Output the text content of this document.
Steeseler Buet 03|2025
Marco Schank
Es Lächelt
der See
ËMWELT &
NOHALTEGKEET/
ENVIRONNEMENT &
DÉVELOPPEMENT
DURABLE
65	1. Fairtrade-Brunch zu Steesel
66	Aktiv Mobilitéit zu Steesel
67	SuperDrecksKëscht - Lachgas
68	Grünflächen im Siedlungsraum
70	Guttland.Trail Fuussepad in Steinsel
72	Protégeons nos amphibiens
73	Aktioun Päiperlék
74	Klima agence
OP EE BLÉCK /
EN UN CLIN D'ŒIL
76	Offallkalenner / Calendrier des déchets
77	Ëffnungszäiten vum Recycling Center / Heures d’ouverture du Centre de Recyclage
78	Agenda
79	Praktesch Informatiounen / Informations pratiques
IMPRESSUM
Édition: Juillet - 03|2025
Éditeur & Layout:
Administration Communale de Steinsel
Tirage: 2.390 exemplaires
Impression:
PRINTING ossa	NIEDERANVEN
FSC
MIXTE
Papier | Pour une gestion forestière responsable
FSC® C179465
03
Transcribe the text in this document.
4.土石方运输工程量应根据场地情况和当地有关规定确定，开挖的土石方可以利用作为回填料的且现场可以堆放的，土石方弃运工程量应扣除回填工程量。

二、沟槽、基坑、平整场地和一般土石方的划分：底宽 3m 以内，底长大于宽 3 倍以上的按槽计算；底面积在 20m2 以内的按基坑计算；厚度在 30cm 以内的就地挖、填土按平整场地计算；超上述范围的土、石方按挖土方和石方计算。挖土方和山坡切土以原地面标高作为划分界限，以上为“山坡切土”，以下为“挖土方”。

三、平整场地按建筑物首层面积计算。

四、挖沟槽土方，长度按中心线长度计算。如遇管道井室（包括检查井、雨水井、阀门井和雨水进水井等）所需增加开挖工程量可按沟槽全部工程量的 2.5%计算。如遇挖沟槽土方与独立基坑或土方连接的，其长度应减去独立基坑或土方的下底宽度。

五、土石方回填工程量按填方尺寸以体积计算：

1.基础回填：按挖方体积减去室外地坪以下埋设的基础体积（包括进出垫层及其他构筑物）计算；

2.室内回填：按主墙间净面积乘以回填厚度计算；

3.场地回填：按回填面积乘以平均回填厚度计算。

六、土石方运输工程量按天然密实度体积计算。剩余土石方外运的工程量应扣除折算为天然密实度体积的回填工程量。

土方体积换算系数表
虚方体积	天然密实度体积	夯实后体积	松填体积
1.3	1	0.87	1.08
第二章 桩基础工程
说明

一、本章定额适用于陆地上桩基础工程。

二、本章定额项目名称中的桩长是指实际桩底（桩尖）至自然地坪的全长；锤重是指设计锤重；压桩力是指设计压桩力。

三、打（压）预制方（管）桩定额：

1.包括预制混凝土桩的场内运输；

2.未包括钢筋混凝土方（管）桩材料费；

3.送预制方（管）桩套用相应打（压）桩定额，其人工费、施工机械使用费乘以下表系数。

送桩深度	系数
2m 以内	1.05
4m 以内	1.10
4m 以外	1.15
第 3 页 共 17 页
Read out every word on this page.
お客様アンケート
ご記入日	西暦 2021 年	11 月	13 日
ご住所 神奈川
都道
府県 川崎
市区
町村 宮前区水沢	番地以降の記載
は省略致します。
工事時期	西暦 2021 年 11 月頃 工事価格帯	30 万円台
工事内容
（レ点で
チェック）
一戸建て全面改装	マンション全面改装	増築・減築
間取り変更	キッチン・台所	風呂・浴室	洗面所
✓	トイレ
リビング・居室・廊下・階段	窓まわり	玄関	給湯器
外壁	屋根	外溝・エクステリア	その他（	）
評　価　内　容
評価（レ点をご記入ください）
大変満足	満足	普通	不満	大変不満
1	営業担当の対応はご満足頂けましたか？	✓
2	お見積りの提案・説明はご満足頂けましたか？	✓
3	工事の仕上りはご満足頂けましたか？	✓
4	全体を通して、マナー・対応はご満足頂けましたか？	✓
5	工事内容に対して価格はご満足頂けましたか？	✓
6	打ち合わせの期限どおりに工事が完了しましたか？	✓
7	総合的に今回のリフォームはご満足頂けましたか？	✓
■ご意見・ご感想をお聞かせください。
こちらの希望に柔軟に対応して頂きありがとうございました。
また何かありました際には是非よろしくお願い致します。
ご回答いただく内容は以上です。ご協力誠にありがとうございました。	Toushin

▶ Written task: Pull out every line in the material above where "this" occurs.

▶ Solution to the exercise:
Output the text content of this document.
Transcribe the text in this document.
Read out every word on this page.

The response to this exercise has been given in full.